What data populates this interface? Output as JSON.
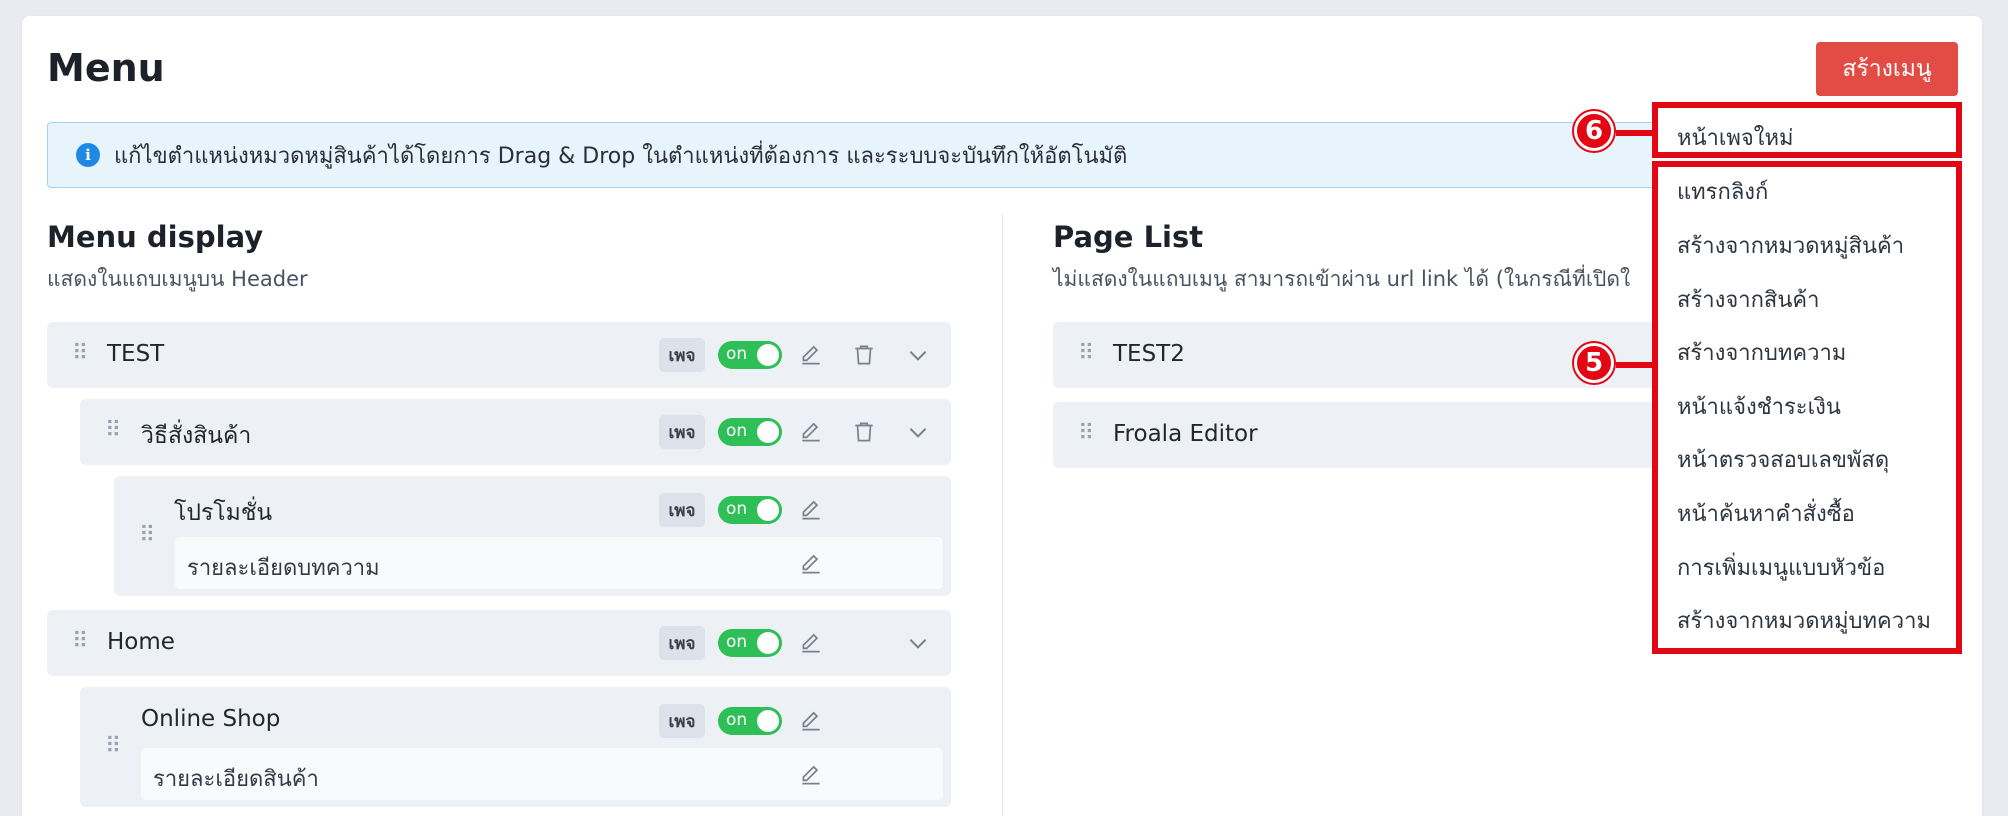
{
  "page": {
    "title": "Menu",
    "create_button": "สร้างเมนู"
  },
  "alert": {
    "icon": "info-icon",
    "icon_glyph": "i",
    "text": "แก้ไขตำแหน่งหมวดหมู่สินค้าได้โดยการ Drag & Drop ในตำแหน่งที่ต้องการ และระบบจะบันทึกให้อัตโนมัติ"
  },
  "menu_display": {
    "title": "Menu display",
    "subtitle": "แสดงในแถบเมนูบน Header",
    "items": [
      {
        "label": "TEST",
        "badge": "เพจ",
        "toggle": "on"
      },
      {
        "label": "วิธีสั่งสินค้า",
        "badge": "เพจ",
        "toggle": "on"
      },
      {
        "label": "โปรโมชั่น",
        "badge": "เพจ",
        "toggle": "on",
        "child": "รายละเอียดบทความ"
      },
      {
        "label": "Home",
        "badge": "เพจ",
        "toggle": "on"
      },
      {
        "label": "Online Shop",
        "badge": "เพจ",
        "toggle": "on",
        "child": "รายละเอียดสินค้า"
      }
    ]
  },
  "page_list": {
    "title": "Page List",
    "subtitle": "ไม่แสดงในแถบเมนู สามารถเข้าผ่าน url link ได้ (ในกรณีที่เปิดใ",
    "items": [
      {
        "label": "TEST2"
      },
      {
        "label": "Froala Editor"
      }
    ]
  },
  "dropdown": {
    "items": [
      "หน้าเพจใหม่",
      "แทรกลิงก์",
      "สร้างจากหมวดหมู่สินค้า",
      "สร้างจากสินค้า",
      "สร้างจากบทความ",
      "หน้าแจ้งชำระเงิน",
      "หน้าตรวจสอบเลขพัสดุ",
      "หน้าค้นหาคำสั่งซื้อ",
      "การเพิ่มเมนูแบบหัวข้อ",
      "สร้างจากหมวดหมู่บทความ"
    ]
  },
  "annotations": {
    "marker_top": "6",
    "marker_bottom": "5"
  },
  "colors": {
    "primary_button": "#e24c45",
    "toggle_on": "#2fbf57",
    "annotation_red": "#e30613",
    "alert_bg": "#e7f4fc"
  }
}
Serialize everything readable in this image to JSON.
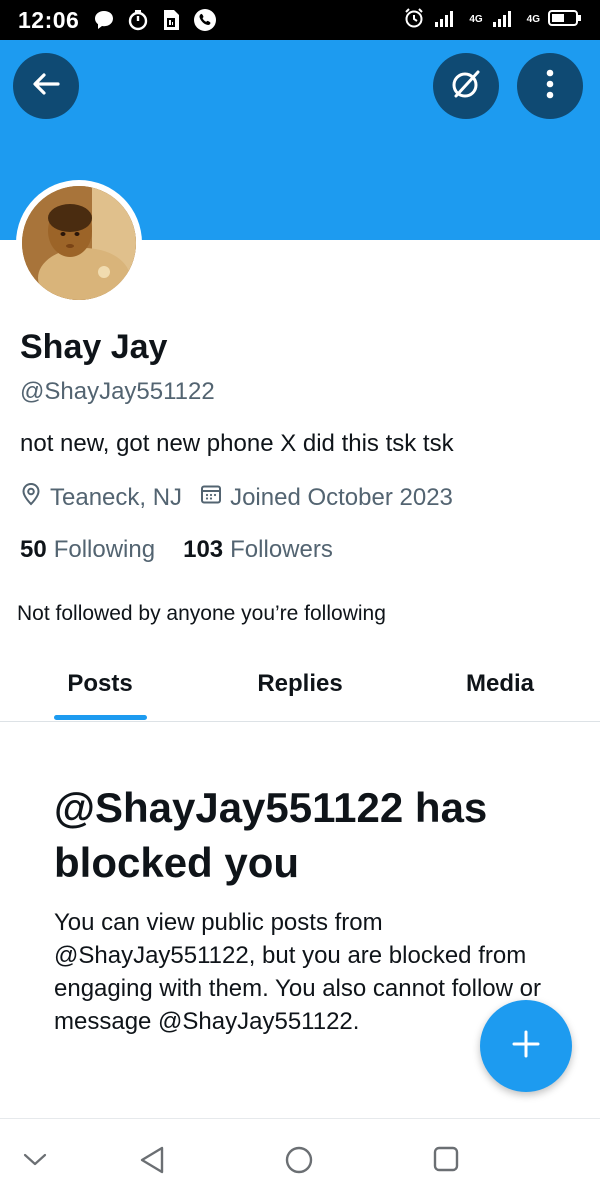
{
  "status_bar": {
    "time": "12:06",
    "left_icons": [
      "chat-bubble-icon",
      "timer-icon",
      "sim-icon",
      "viber-icon"
    ],
    "right_icons": [
      "alarm-icon",
      "signal-icon",
      "signal-icon",
      "battery-icon"
    ],
    "network_1": "4G",
    "network_2": "4G"
  },
  "header": {
    "banner_color": "#1d9bf0",
    "back_icon": "arrow-left-icon",
    "grok_icon": "grok-icon",
    "more_icon": "more-vertical-icon"
  },
  "profile": {
    "display_name": "Shay Jay",
    "handle": "@ShayJay551122",
    "bio": "not new, got new phone X did this tsk tsk",
    "location": "Teaneck, NJ",
    "joined": "Joined October 2023",
    "following_count": "50",
    "following_label": "Following",
    "followers_count": "103",
    "followers_label": "Followers",
    "followed_by_text": "Not followed by anyone you’re following"
  },
  "tabs": [
    {
      "label": "Posts",
      "active": true
    },
    {
      "label": "Replies",
      "active": false
    },
    {
      "label": "Media",
      "active": false
    }
  ],
  "blocked": {
    "title": "@ShayJay551122 has blocked you",
    "body": "You can view public posts from @ShayJay551122, but you are blocked from engaging with them. You also cannot follow or message @ShayJay551122."
  },
  "fab": {
    "icon": "plus-icon",
    "color": "#1d9bf0"
  },
  "nav_bar": {
    "icons": [
      "chevron-down-icon",
      "back-triangle-icon",
      "home-circle-icon",
      "recents-square-icon"
    ]
  }
}
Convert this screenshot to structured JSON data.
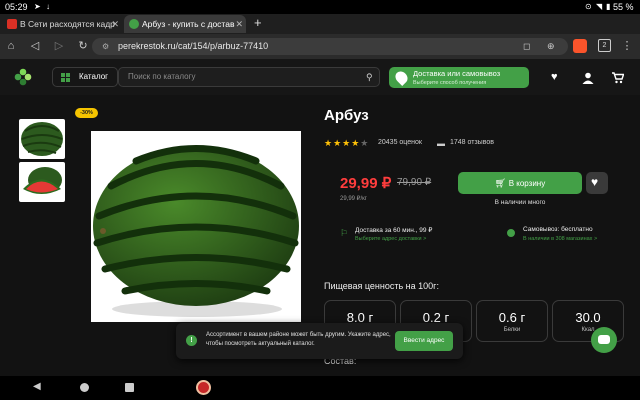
{
  "status_bar": {
    "time": "05:29",
    "battery": "55 %"
  },
  "tabs": [
    {
      "title": "В Сети расходятся кадр",
      "favicon_color": "#d93025"
    },
    {
      "title": "Арбуз - купить с достав",
      "favicon_color": "#43a047"
    }
  ],
  "browser": {
    "url": "perekrestok.ru/cat/154/p/arbuz-77410",
    "tab_count": "2"
  },
  "header": {
    "catalog_label": "Каталог",
    "search_placeholder": "Поиск по каталогу",
    "delivery_title": "Доставка или самовывоз",
    "delivery_subtitle": "Выберите способ получения"
  },
  "product": {
    "badge": "-30%",
    "title": "Арбуз",
    "rating_stars": 4,
    "ratings_count": "20435 оценок",
    "reviews_count": "1748 отзывов",
    "price": "29,99 ₽",
    "old_price": "79,90 ₽",
    "unit_price": "29,99 ₽/кг",
    "cart_button": "В корзину",
    "availability": "В наличии много",
    "delivery_info": "Доставка за 60 мин., 99 ₽",
    "delivery_link": "Выберите адрес доставки >",
    "pickup_info": "Самовывоз: бесплатно",
    "pickup_link": "В наличии в 308 магазинах >",
    "nutrition_title": "Пищевая ценность на 100г:",
    "nutrition": [
      {
        "value": "8.0 г",
        "label": ""
      },
      {
        "value": "0.2 г",
        "label": ""
      },
      {
        "value": "0.6 г",
        "label": "Белки"
      },
      {
        "value": "30.0",
        "label": "Ккал"
      }
    ],
    "composition_label": "Состав:"
  },
  "toast": {
    "text": "Ассортимент в вашем районе может быть другим. Укажите адрес, чтобы посмотреть актуальный каталог.",
    "button": "Ввести адрес"
  },
  "colors": {
    "accent": "#43a047",
    "price": "#ff3d3d",
    "background": "#121212"
  }
}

################

### Aim
Above are records to transcribe exactly; leave their pictures out.

### Output of the exercise
What data populates this interface? Output as JSON.
{
  "page": {
    "title": "Menu",
    "create_button": "สร้างเมนู"
  },
  "alert": {
    "icon": "info-icon",
    "icon_glyph": "i",
    "text": "แก้ไขตำแหน่งหมวดหมู่สินค้าได้โดยการ Drag & Drop ในตำแหน่งที่ต้องการ และระบบจะบันทึกให้อัตโนมัติ"
  },
  "menu_display": {
    "title": "Menu display",
    "subtitle": "แสดงในแถบเมนูบน Header",
    "items": [
      {
        "label": "TEST",
        "badge": "เพจ",
        "toggle": "on"
      },
      {
        "label": "วิธีสั่งสินค้า",
        "badge": "เพจ",
        "toggle": "on"
      },
      {
        "label": "โปรโมชั่น",
        "badge": "เพจ",
        "toggle": "on",
        "child": "รายละเอียดบทความ"
      },
      {
        "label": "Home",
        "badge": "เพจ",
        "toggle": "on"
      },
      {
        "label": "Online Shop",
        "badge": "เพจ",
        "toggle": "on",
        "child": "รายละเอียดสินค้า"
      }
    ]
  },
  "page_list": {
    "title": "Page List",
    "subtitle": "ไม่แสดงในแถบเมนู สามารถเข้าผ่าน url link ได้ (ในกรณีที่เปิดใ",
    "items": [
      {
        "label": "TEST2"
      },
      {
        "label": "Froala Editor"
      }
    ]
  },
  "dropdown": {
    "items": [
      "หน้าเพจใหม่",
      "แทรกลิงก์",
      "สร้างจากหมวดหมู่สินค้า",
      "สร้างจากสินค้า",
      "สร้างจากบทความ",
      "หน้าแจ้งชำระเงิน",
      "หน้าตรวจสอบเลขพัสดุ",
      "หน้าค้นหาคำสั่งซื้อ",
      "การเพิ่มเมนูแบบหัวข้อ",
      "สร้างจากหมวดหมู่บทความ"
    ]
  },
  "annotations": {
    "marker_top": "6",
    "marker_bottom": "5"
  },
  "colors": {
    "primary_button": "#e24c45",
    "toggle_on": "#2fbf57",
    "annotation_red": "#e30613",
    "alert_bg": "#e7f4fc"
  }
}
Serialize everything readable in this image to JSON.
{
  "status_bar": {
    "time": "12:06",
    "left_icons": [
      "chat-bubble-icon",
      "timer-icon",
      "sim-icon",
      "viber-icon"
    ],
    "right_icons": [
      "alarm-icon",
      "signal-icon",
      "signal-icon",
      "battery-icon"
    ],
    "network_1": "4G",
    "network_2": "4G"
  },
  "header": {
    "banner_color": "#1d9bf0",
    "back_icon": "arrow-left-icon",
    "grok_icon": "grok-icon",
    "more_icon": "more-vertical-icon"
  },
  "profile": {
    "display_name": "Shay Jay",
    "handle": "@ShayJay551122",
    "bio": "not new, got new phone X did this tsk tsk",
    "location": "Teaneck, NJ",
    "joined": "Joined October 2023",
    "following_count": "50",
    "following_label": "Following",
    "followers_count": "103",
    "followers_label": "Followers",
    "followed_by_text": "Not followed by anyone you’re following"
  },
  "tabs": [
    {
      "label": "Posts",
      "active": true
    },
    {
      "label": "Replies",
      "active": false
    },
    {
      "label": "Media",
      "active": false
    }
  ],
  "blocked": {
    "title": "@ShayJay551122 has blocked you",
    "body": "You can view public posts from @ShayJay551122, but you are blocked from engaging with them. You also cannot follow or message @ShayJay551122."
  },
  "fab": {
    "icon": "plus-icon",
    "color": "#1d9bf0"
  },
  "nav_bar": {
    "icons": [
      "chevron-down-icon",
      "back-triangle-icon",
      "home-circle-icon",
      "recents-square-icon"
    ]
  }
}
Convert this screenshot to structured JSON data.
{
  "status_bar": {
    "time": "05:29",
    "battery": "55 %"
  },
  "tabs": [
    {
      "title": "В Сети расходятся кадр",
      "favicon_color": "#d93025"
    },
    {
      "title": "Арбуз - купить с достав",
      "favicon_color": "#43a047"
    }
  ],
  "browser": {
    "url": "perekrestok.ru/cat/154/p/arbuz-77410",
    "tab_count": "2"
  },
  "header": {
    "catalog_label": "Каталог",
    "search_placeholder": "Поиск по каталогу",
    "delivery_title": "Доставка или самовывоз",
    "delivery_subtitle": "Выберите способ получения"
  },
  "product": {
    "badge": "-30%",
    "title": "Арбуз",
    "rating_stars": 4,
    "ratings_count": "20435 оценок",
    "reviews_count": "1748 отзывов",
    "price": "29,99 ₽",
    "old_price": "79,90 ₽",
    "unit_price": "29,99 ₽/кг",
    "cart_button": "В корзину",
    "availability": "В наличии много",
    "delivery_info": "Доставка за 60 мин., 99 ₽",
    "delivery_link": "Выберите адрес доставки >",
    "pickup_info": "Самовывоз: бесплатно",
    "pickup_link": "В наличии в 308 магазинах >",
    "nutrition_title": "Пищевая ценность на 100г:",
    "nutrition": [
      {
        "value": "8.0 г",
        "label": ""
      },
      {
        "value": "0.2 г",
        "label": ""
      },
      {
        "value": "0.6 г",
        "label": "Белки"
      },
      {
        "value": "30.0",
        "label": "Ккал"
      }
    ],
    "composition_label": "Состав:"
  },
  "toast": {
    "text": "Ассортимент в вашем районе может быть другим. Укажите адрес, чтобы посмотреть актуальный каталог.",
    "button": "Ввести адрес"
  },
  "colors": {
    "accent": "#43a047",
    "price": "#ff3d3d",
    "background": "#121212"
  }
}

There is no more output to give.